WHAT IS NEEDED
Render every entry exactly as it appears.

--- DATA RECORDS ---

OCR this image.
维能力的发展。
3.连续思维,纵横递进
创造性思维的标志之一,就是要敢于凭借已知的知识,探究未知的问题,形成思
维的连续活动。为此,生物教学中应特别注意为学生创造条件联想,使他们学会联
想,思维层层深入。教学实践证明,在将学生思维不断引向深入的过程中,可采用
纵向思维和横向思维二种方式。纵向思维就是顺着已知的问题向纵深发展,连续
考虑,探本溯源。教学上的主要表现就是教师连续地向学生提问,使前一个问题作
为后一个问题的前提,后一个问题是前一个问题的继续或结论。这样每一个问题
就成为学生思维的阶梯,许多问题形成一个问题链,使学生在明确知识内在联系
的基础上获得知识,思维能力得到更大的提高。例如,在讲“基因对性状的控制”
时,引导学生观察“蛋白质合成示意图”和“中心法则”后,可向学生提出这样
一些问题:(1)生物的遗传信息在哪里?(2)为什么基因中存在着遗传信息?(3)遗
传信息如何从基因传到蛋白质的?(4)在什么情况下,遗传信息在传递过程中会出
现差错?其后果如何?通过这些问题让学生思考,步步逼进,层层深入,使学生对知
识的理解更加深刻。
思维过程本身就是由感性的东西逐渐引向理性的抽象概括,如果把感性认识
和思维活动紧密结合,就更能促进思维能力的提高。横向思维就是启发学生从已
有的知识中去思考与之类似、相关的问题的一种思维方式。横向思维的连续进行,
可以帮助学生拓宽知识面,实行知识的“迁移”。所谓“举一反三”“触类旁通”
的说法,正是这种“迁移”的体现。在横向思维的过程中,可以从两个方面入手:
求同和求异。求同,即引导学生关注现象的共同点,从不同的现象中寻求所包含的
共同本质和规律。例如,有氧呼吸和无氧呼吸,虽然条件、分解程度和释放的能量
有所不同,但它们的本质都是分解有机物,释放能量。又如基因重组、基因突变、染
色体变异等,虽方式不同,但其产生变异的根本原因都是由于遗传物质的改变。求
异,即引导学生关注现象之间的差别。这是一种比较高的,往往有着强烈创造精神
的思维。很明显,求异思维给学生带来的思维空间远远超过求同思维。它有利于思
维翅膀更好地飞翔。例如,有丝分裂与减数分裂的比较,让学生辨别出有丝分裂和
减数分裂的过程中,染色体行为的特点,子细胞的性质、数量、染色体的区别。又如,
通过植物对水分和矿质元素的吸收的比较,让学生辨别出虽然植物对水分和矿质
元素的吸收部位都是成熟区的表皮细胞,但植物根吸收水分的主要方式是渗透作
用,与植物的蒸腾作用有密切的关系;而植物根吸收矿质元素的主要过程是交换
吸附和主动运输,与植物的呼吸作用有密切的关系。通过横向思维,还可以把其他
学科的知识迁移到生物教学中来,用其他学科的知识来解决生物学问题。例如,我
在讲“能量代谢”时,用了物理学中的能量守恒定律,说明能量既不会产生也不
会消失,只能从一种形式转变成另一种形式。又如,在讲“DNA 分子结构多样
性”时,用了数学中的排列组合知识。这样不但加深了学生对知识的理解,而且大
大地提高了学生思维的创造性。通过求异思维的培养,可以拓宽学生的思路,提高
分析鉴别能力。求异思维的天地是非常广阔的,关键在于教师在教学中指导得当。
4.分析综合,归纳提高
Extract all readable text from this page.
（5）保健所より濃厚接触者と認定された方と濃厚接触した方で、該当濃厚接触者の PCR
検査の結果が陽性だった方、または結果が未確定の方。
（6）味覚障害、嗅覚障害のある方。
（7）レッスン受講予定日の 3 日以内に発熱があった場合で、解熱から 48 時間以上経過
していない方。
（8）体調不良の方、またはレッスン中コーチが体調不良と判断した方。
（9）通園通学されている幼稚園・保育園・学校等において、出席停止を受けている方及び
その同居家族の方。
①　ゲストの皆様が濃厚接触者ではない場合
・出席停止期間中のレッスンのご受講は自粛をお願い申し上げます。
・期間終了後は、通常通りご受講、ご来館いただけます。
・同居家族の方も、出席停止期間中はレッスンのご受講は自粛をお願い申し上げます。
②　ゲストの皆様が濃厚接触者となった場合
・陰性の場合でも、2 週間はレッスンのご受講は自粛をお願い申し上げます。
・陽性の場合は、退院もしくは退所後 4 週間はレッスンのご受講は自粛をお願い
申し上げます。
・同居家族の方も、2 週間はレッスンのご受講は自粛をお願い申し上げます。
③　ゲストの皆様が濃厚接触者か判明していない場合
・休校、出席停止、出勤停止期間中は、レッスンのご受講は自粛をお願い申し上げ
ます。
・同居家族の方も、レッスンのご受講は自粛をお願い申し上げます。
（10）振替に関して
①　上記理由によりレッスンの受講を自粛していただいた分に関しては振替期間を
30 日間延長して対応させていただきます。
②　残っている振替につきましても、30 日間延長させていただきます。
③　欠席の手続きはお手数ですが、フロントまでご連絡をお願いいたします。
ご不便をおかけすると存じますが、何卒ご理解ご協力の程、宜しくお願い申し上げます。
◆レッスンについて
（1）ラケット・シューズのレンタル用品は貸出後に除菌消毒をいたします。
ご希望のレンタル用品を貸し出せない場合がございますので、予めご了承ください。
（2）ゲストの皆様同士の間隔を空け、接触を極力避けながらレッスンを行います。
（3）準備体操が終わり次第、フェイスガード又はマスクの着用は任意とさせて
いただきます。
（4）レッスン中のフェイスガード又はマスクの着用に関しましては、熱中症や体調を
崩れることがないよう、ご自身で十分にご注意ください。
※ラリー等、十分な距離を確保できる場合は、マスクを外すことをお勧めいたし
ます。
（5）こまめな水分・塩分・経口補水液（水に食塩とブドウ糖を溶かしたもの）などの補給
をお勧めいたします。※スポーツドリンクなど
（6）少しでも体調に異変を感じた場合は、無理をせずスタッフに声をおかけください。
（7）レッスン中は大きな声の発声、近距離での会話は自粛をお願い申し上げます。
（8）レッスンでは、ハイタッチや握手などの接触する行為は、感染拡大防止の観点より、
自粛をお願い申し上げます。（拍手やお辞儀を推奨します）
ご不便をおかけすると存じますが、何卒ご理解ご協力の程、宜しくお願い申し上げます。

---

RIGHT ANSWER
OCR this image.
维能力的发展。
3.连续思维,纵横递进
创造性思维的标志之一,就是要敢于凭借已知的知识,探究未知的问题,形成思
维的连续活动。为此,生物教学中应特别注意为学生创造条件联想,使他们学会联
想,思维层层深入。教学实践证明,在将学生思维不断引向深入的过程中,可采用
纵向思维和横向思维二种方式。纵向思维就是顺着已知的问题向纵深发展,连续
考虑,探本溯源。教学上的主要表现就是教师连续地向学生提问,使前一个问题作
为后一个问题的前提,后一个问题是前一个问题的继续或结论。这样每一个问题
就成为学生思维的阶梯,许多问题形成一个问题链,使学生在明确知识内在联系
的基础上获得知识,思维能力得到更大的提高。例如,在讲“基因对性状的控制”
时,引导学生观察“蛋白质合成示意图”和“中心法则”后,可向学生提出这样
一些问题:(1)生物的遗传信息在哪里?(2)为什么基因中存在着遗传信息?(3)遗
传信息如何从基因传到蛋白质的?(4)在什么情况下,遗传信息在传递过程中会出
现差错?其后果如何?通过这些问题让学生思考,步步逼进,层层深入,使学生对知
识的理解更加深刻。
思维过程本身就是由感性的东西逐渐引向理性的抽象概括,如果把感性认识
和思维活动紧密结合,就更能促进思维能力的提高。横向思维就是启发学生从已
有的知识中去思考与之类似、相关的问题的一种思维方式。横向思维的连续进行,
可以帮助学生拓宽知识面,实行知识的“迁移”。所谓“举一反三”“触类旁通”
的说法,正是这种“迁移”的体现。在横向思维的过程中,可以从两个方面入手:
求同和求异。求同,即引导学生关注现象的共同点,从不同的现象中寻求所包含的
共同本质和规律。例如,有氧呼吸和无氧呼吸,虽然条件、分解程度和释放的能量
有所不同,但它们的本质都是分解有机物,释放能量。又如基因重组、基因突变、染
色体变异等,虽方式不同,但其产生变异的根本原因都是由于遗传物质的改变。求
异,即引导学生关注现象之间的差别。这是一种比较高的,往往有着强烈创造精神
的思维。很明显,求异思维给学生带来的思维空间远远超过求同思维。它有利于思
维翅膀更好地飞翔。例如,有丝分裂与减数分裂的比较,让学生辨别出有丝分裂和
减数分裂的过程中,染色体行为的特点,子细胞的性质、数量、染色体的区别。又如,
通过植物对水分和矿质元素的吸收的比较,让学生辨别出虽然植物对水分和矿质
元素的吸收部位都是成熟区的表皮细胞,但植物根吸收水分的主要方式是渗透作
用,与植物的蒸腾作用有密切的关系;而植物根吸收矿质元素的主要过程是交换
吸附和主动运输,与植物的呼吸作用有密切的关系。通过横向思维,还可以把其他
学科的知识迁移到生物教学中来,用其他学科的知识来解决生物学问题。例如,我
在讲“能量代谢”时,用了物理学中的能量守恒定律,说明能量既不会产生也不
会消失,只能从一种形式转变成另一种形式。又如,在讲“DNA 分子结构多样
性”时,用了数学中的排列组合知识。这样不但加深了学生对知识的理解,而且大
大地提高了学生思维的创造性。通过求异思维的培养,可以拓宽学生的思路,提高
分析鉴别能力。求异思维的天地是非常广阔的,关键在于教师在教学中指导得当。
4.分析综合,归纳提高
Extract all readable text from this page.
（5）保健所より濃厚接触者と認定された方と濃厚接触した方で、該当濃厚接触者の PCR
検査の結果が陽性だった方、または結果が未確定の方。
（6）味覚障害、嗅覚障害のある方。
（7）レッスン受講予定日の 3 日以内に発熱があった場合で、解熱から 48 時間以上経過
していない方。
（8）体調不良の方、またはレッスン中コーチが体調不良と判断した方。
（9）通園通学されている幼稚園・保育園・学校等において、出席停止を受けている方及び
その同居家族の方。
①　ゲストの皆様が濃厚接触者ではない場合
・出席停止期間中のレッスンのご受講は自粛をお願い申し上げます。
・期間終了後は、通常通りご受講、ご来館いただけます。
・同居家族の方も、出席停止期間中はレッスンのご受講は自粛をお願い申し上げます。
②　ゲストの皆様が濃厚接触者となった場合
・陰性の場合でも、2 週間はレッスンのご受講は自粛をお願い申し上げます。
・陽性の場合は、退院もしくは退所後 4 週間はレッスンのご受講は自粛をお願い
申し上げます。
・同居家族の方も、2 週間はレッスンのご受講は自粛をお願い申し上げます。
③　ゲストの皆様が濃厚接触者か判明していない場合
・休校、出席停止、出勤停止期間中は、レッスンのご受講は自粛をお願い申し上げ
ます。
・同居家族の方も、レッスンのご受講は自粛をお願い申し上げます。
（10）振替に関して
①　上記理由によりレッスンの受講を自粛していただいた分に関しては振替期間を
30 日間延長して対応させていただきます。
②　残っている振替につきましても、30 日間延長させていただきます。
③　欠席の手続きはお手数ですが、フロントまでご連絡をお願いいたします。
ご不便をおかけすると存じますが、何卒ご理解ご協力の程、宜しくお願い申し上げます。
◆レッスンについて
（1）ラケット・シューズのレンタル用品は貸出後に除菌消毒をいたします。
ご希望のレンタル用品を貸し出せない場合がございますので、予めご了承ください。
（2）ゲストの皆様同士の間隔を空け、接触を極力避けながらレッスンを行います。
（3）準備体操が終わり次第、フェイスガード又はマスクの着用は任意とさせて
いただきます。
（4）レッスン中のフェイスガード又はマスクの着用に関しましては、熱中症や体調を
崩れることがないよう、ご自身で十分にご注意ください。
※ラリー等、十分な距離を確保できる場合は、マスクを外すことをお勧めいたし
ます。
（5）こまめな水分・塩分・経口補水液（水に食塩とブドウ糖を溶かしたもの）などの補給
をお勧めいたします。※スポーツドリンクなど
（6）少しでも体調に異変を感じた場合は、無理をせずスタッフに声をおかけください。
（7）レッスン中は大きな声の発声、近距離での会話は自粛をお願い申し上げます。
（8）レッスンでは、ハイタッチや握手などの接触する行為は、感染拡大防止の観点より、
自粛をお願い申し上げます。（拍手やお辞儀を推奨します）
ご不便をおかけすると存じますが、何卒ご理解ご協力の程、宜しくお願い申し上げます。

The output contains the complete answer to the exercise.